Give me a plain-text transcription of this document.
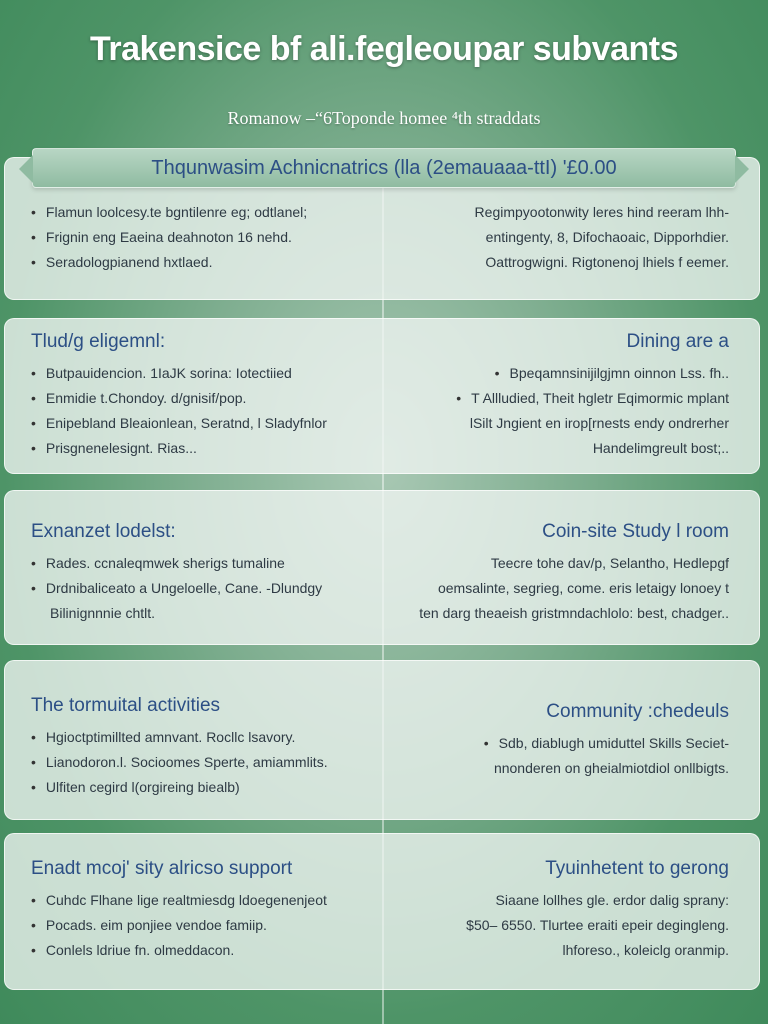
Trakensice bf ali.fegleoupar subvants
Romanow –“6Toponde homee ⁴th straddats
• Flamun loolcesy.te bgntilenre eg; odtlanel;
• Frignin eng Eaeina deahnoton 16 nehd.
• Seradologpianend hxtlaed.
Regimpyootonwity leres hind reeram lhh-
entingenty, 8, Difochaoaic, Dipporhdier.
Oattrogwigni. Rigtonenoj lhiels f eemer.
Thqunwasim Achnicnatrics (lla (2emauaaa-ttI) '£0.00
Tlud/g eligemnl:
• Butpauidencion. 1IaJK sorina: Iotectiied
• Enmidie t.Chondoy. d/gnisif/pop.
• Enipebland Bleaionlean, Seratnd, l Sladyfnlor
• Prisgnenelesignt. Rias...
Dining are a
• Bpeqamnsinijilgjmn oinnon Lss. fh..
• T Allludied, Theit hgletr Eqimormic mplant
lSilt Jngient en irop[rnests endy ondrerher
Handelimgreult bost;..
Exnanzet lodelst:
• Rades. ccnaleqmwek sherigs tumaline
• Drdnibaliceato a Ungeloelle, Cane. -Dlundgy
Bilinignnnie chtlt.
Coin-site Study l room
Teecre tohe dav/p, Selantho, Hedlepgf
oemsalinte, segrieg, come. eris letaigy lonoey t
ten darg theaeish gristmndachlolo: best, chadger..
The tormuital activities
• Hgioctptimillted amnvant. Rocllc lsavory.
• Lianodoron.l. Socioomes Sperte, amiammlits.
• Ulfiten cegird l(orgireing biealb)
Community :chedeuls
• Sdb, diablugh umiduttel Skills Seciet-
nnonderen on gheialmiotdiol onllbigts.
Enadt mcoj' sity alricso support
• Cuhdc Flhane lige realtmiesdg ldoegenenjeot
• Pocads. eim ponjiee vendoe famiip.
• Conlels ldriue fn. olmeddacon.
Tyuinhetent to gerong
Siaane lollhes gle. erdor dalig sprany:
$50– 6550. Tlurtee eraiti epeir degingleng.
lhforeso., koleiclg oranmip.
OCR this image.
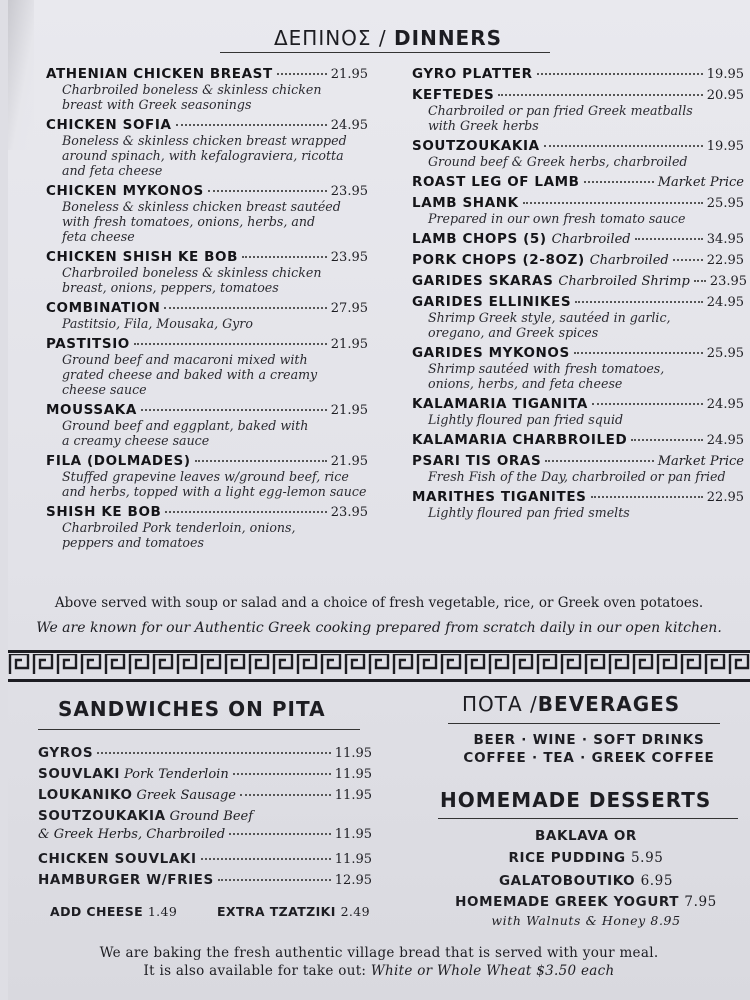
ΔΕΠΙΝΟΣ / DINNERS
ATHENIAN CHICKEN BREAST	21.95
Charbroiled boneless & skinless chicken
breast with Greek seasonings
CHICKEN SOFIA	24.95
Boneless & skinless chicken breast wrapped
around spinach, with kefalograviera, ricotta
and feta cheese
CHICKEN MYKONOS	23.95
Boneless & skinless chicken breast sautéed
with fresh tomatoes, onions, herbs, and
feta cheese
CHICKEN SHISH KE BOB	23.95
Charbroiled boneless & skinless chicken
breast, onions, peppers, tomatoes
COMBINATION	27.95
Pastitsio, Fila, Mousaka, Gyro
PASTITSIO	21.95
Ground beef and macaroni mixed with
grated cheese and baked with a creamy
cheese sauce
MOUSSAKA	21.95
Ground beef and eggplant, baked with
a creamy cheese sauce
FILA (DOLMADES)	21.95
Stuffed grapevine leaves w/ground beef, rice
and herbs, topped with a light egg-lemon sauce
SHISH KE BOB	23.95
Charbroiled Pork tenderloin, onions,
peppers and tomatoes
GYRO PLATTER	19.95
KEFTEDES	20.95
Charbroiled or pan fried Greek meatballs
with Greek herbs
SOUTZOUKAKIA	19.95
Ground beef & Greek herbs, charbroiled
ROAST LEG OF LAMB	Market Price
LAMB SHANK	25.95
Prepared in our own fresh tomato sauce
LAMB CHOPS (5) Charbroiled	34.95
PORK CHOPS (2-8OZ) Charbroiled	22.95
GARIDES SKARAS Charbroiled Shrimp 23.95
GARIDES ELLINIKES	24.95
Shrimp Greek style, sautéed in garlic,
oregano, and Greek spices
GARIDES MYKONOS	25.95
Shrimp sautéed with fresh tomatoes,
onions, herbs, and feta cheese
KALAMARIA TIGANITA	24.95
Lightly floured pan fried squid
KALAMARIA CHARBROILED	24.95
PSARI TIS ORAS	Market Price
Fresh Fish of the Day, charbroiled or pan fried
MARITHES TIGANITES	22.95
Lightly floured pan fried smelts
Above served with soup or salad and a choice of fresh vegetable, rice, or Greek oven potatoes.
We are known for our Authentic Greek cooking prepared from scratch daily in our open kitchen.
SANDWICHES ON PITA
GYROS	11.95
SOUVLAKI Pork Tenderloin	11.95
LOUKANIKO Greek Sausage	11.95
SOUTZOUKAKIA Ground Beef
& Greek Herbs, Charbroiled	11.95
CHICKEN SOUVLAKI	11.95
HAMBURGER W/FRIES	12.95
ADD CHEESE 1.49	EXTRA TZATZIKI 2.49
ΠΟΤΑ /BEVERAGES
BEER · WINE · SOFT DRINKS
COFFEE · TEA · GREEK COFFEE
HOMEMADE DESSERTS
BAKLAVA OR
RICE PUDDING 5.95
GALATOBOUTIKO 6.95
HOMEMADE GREEK YOGURT 7.95
with Walnuts & Honey 8.95
We are baking the fresh authentic village bread that is served with your meal.
It is also available for take out: White or Whole Wheat $3.50 each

_ _ _ _ _

▶ Problem
Return each line of the data that contains the string "this".

▶ Exercise result
Give me a plain-text transcription of this document.
OCR this image.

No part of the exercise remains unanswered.